Recorded data:
────

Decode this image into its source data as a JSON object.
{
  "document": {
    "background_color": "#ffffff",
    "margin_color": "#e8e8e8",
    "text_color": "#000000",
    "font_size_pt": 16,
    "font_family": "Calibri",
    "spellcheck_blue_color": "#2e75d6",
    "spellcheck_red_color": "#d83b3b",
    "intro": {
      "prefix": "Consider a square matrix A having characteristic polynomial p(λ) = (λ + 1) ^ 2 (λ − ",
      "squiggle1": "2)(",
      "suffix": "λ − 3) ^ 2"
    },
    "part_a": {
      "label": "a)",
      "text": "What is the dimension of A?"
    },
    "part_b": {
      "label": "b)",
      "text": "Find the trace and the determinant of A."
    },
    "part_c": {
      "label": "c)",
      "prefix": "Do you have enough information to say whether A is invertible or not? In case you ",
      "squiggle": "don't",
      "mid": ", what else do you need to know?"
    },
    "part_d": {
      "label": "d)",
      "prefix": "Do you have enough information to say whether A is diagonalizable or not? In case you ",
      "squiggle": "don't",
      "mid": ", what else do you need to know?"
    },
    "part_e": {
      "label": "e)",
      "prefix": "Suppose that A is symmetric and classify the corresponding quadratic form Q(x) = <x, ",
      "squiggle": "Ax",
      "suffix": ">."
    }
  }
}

────

◆ Objective: Quote the data in full, keeping each word unchanged.

◆ Task answer:
Decode this image into its source data as a JSON object.
{
  "document": {
    "background_color": "#ffffff",
    "margin_color": "#e8e8e8",
    "text_color": "#000000",
    "font_size_pt": 16,
    "font_family": "Calibri",
    "spellcheck_blue_color": "#2e75d6",
    "spellcheck_red_color": "#d83b3b",
    "intro": {
      "prefix": "Consider a square matrix A having characteristic polynomial p(λ) = (λ + 1) ^ 2 (λ − ",
      "squiggle1": "2)(",
      "suffix": "λ − 3) ^ 2"
    },
    "part_a": {
      "label": "a)",
      "text": "What is the dimension of A?"
    },
    "part_b": {
      "label": "b)",
      "text": "Find the trace and the determinant of A."
    },
    "part_c": {
      "label": "c)",
      "prefix": "Do you have enough information to say whether A is invertible or not? In case you ",
      "squiggle": "don't",
      "mid": ", what else do you need to know?"
    },
    "part_d": {
      "label": "d)",
      "prefix": "Do you have enough information to say whether A is diagonalizable or not? In case you ",
      "squiggle": "don't",
      "mid": ", what else do you need to know?"
    },
    "part_e": {
      "label": "e)",
      "prefix": "Suppose that A is symmetric and classify the corresponding quadratic form Q(x) = <x, ",
      "squiggle": "Ax",
      "suffix": ">."
    }
  }
}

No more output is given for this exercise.